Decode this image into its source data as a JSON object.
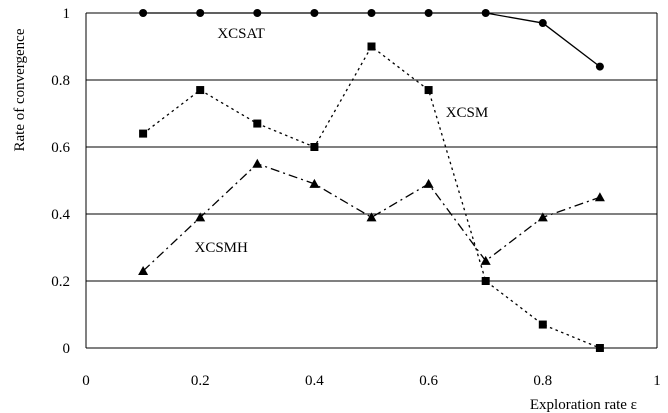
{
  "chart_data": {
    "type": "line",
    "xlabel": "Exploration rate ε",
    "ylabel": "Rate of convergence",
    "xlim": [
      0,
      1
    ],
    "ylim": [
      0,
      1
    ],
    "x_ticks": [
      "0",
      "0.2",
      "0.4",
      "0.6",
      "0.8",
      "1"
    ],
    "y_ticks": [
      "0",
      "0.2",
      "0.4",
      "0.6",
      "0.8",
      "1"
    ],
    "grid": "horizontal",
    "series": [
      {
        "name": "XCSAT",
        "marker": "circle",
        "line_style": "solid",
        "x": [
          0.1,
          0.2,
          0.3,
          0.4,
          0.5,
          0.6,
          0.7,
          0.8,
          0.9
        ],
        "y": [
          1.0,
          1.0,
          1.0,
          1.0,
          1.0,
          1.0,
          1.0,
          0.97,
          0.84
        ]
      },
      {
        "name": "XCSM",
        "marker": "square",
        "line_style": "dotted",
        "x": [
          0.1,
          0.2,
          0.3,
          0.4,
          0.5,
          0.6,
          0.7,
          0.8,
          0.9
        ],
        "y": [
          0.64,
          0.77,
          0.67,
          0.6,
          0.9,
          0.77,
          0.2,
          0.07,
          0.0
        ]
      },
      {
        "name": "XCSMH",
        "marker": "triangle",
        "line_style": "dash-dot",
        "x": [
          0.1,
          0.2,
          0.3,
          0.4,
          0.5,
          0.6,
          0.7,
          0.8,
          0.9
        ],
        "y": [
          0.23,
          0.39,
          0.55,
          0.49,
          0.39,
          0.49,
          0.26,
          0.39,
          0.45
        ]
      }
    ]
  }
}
○ ○ ○
REQUIREMENTS:
Copy each line of the listing that includes "marker".

RESPONSE FOR THIS EXERCISE:
        "marker": "circle",
        "marker": "square",
        "marker": "triangle",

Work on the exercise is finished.